Task statement: Of all the lines here, how many include the string "name"? Answer with the number only.

Working data:
::::::::
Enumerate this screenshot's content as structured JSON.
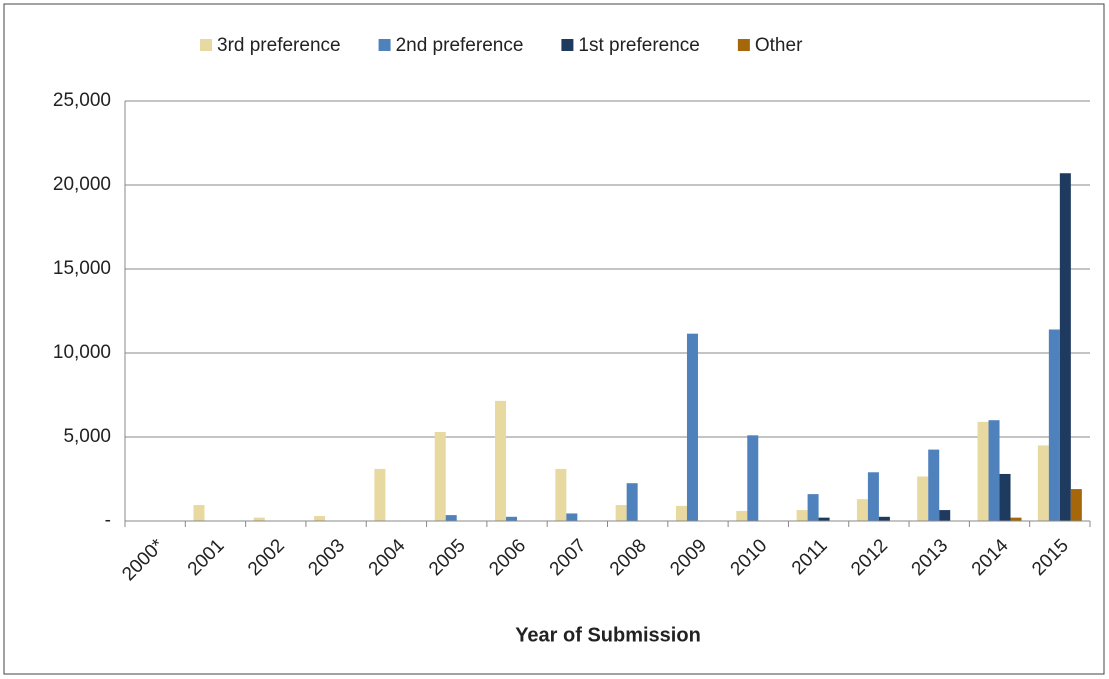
{
  "chart_data": {
    "type": "bar",
    "x_label": "Year of Submission",
    "categories": [
      "2000*",
      "2001",
      "2002",
      "2003",
      "2004",
      "2005",
      "2006",
      "2007",
      "2008",
      "2009",
      "2010",
      "2011",
      "2012",
      "2013",
      "2014",
      "2015"
    ],
    "series": [
      {
        "name": "3rd preference",
        "color": "#e8d9a0",
        "values": [
          0,
          950,
          200,
          300,
          3100,
          5300,
          7150,
          3100,
          950,
          900,
          600,
          650,
          1300,
          2650,
          5900,
          4500
        ]
      },
      {
        "name": "2nd preference",
        "color": "#4f81bd",
        "values": [
          0,
          0,
          0,
          0,
          0,
          350,
          250,
          450,
          2250,
          11150,
          5100,
          1600,
          2900,
          4250,
          6000,
          11400
        ]
      },
      {
        "name": "1st preference",
        "color": "#1f3a5f",
        "values": [
          0,
          0,
          0,
          0,
          0,
          0,
          0,
          0,
          0,
          0,
          0,
          200,
          250,
          650,
          2800,
          20700
        ]
      },
      {
        "name": "Other",
        "color": "#a5670a",
        "values": [
          0,
          0,
          0,
          0,
          0,
          0,
          0,
          0,
          0,
          0,
          0,
          0,
          0,
          0,
          200,
          1900
        ]
      }
    ],
    "ylim": [
      0,
      25000
    ],
    "yticks": [
      {
        "value": 0,
        "label": "-"
      },
      {
        "value": 5000,
        "label": "5,000"
      },
      {
        "value": 10000,
        "label": "10,000"
      },
      {
        "value": 15000,
        "label": "15,000"
      },
      {
        "value": 20000,
        "label": "20,000"
      },
      {
        "value": 25000,
        "label": "25,000"
      }
    ],
    "grid": true,
    "legend": "top"
  }
}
::::::::
Finished exercise: 4